* [Your objective]: Locate the string "vehicle" throughout the material and copy every line in which it occurs.

* [Exercise input]:
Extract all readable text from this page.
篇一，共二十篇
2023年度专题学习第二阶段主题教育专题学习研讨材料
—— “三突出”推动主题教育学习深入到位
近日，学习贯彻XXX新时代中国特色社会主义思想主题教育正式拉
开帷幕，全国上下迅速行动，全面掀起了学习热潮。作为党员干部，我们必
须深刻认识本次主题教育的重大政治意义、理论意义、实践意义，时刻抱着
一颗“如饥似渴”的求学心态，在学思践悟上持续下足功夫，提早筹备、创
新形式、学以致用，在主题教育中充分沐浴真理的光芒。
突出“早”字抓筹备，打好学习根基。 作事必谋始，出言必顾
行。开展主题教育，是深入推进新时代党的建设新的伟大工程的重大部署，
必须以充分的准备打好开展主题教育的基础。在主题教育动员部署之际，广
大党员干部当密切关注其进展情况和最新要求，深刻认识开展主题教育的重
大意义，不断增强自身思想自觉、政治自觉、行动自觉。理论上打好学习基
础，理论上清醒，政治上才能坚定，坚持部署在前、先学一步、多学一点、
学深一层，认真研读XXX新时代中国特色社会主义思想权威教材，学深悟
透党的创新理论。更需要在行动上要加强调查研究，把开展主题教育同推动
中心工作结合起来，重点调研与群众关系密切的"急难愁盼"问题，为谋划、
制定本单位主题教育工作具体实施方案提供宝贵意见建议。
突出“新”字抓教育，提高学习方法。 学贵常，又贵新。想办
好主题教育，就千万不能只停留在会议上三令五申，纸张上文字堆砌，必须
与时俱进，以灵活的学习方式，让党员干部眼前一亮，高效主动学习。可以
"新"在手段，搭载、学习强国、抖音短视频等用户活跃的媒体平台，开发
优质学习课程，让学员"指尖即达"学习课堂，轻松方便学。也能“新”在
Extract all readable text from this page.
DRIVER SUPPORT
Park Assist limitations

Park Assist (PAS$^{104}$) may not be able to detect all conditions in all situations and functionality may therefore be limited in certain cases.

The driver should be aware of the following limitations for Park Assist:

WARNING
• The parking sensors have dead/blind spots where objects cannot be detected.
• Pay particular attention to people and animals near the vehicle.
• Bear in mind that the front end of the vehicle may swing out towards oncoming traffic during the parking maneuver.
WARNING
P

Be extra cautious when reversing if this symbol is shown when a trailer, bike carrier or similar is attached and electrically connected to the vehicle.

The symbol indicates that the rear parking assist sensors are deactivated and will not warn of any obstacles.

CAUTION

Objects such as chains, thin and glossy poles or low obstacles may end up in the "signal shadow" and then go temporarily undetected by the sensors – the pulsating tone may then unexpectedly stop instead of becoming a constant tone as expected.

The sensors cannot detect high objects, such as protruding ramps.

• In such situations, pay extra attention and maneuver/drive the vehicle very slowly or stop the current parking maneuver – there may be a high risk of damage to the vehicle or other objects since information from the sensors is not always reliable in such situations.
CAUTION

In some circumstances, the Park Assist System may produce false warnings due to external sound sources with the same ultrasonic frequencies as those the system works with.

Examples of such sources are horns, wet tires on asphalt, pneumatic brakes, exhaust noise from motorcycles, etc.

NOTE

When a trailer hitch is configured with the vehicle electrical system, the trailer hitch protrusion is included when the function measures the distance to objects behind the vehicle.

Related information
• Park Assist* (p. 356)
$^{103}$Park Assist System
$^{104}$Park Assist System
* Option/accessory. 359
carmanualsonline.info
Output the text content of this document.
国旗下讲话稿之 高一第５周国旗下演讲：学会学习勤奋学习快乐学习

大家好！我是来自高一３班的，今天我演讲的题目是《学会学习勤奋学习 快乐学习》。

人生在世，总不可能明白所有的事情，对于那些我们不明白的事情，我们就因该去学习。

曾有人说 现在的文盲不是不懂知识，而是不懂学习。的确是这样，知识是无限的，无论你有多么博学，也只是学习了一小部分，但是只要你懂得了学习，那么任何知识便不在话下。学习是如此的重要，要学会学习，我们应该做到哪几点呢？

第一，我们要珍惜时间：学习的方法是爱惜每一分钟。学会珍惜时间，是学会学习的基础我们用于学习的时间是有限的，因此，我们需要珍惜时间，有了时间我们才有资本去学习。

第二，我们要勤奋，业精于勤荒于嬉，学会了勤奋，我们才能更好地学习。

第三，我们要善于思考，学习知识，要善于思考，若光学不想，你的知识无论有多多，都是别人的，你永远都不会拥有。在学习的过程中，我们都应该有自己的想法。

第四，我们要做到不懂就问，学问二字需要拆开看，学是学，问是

* [Result]:
• Pay particular attention to people and animals near the vehicle.
• Bear in mind that the front end of the vehicle may swing out towards oncoming traffic during the parking maneuver.
Be extra cautious when reversing if this symbol is shown when a trailer, bike carrier or similar is attached and electrically connected to the vehicle.
• In such situations, pay extra attention and maneuver/drive the vehicle very slowly or stop the current parking maneuver – there may be a high risk of damage to the vehicle or other objects since information from the sensors is not always reliable in such situations.
When a trailer hitch is configured with the vehicle electrical system, the trailer hitch protrusion is included when the function measures the distance to objects behind the vehicle.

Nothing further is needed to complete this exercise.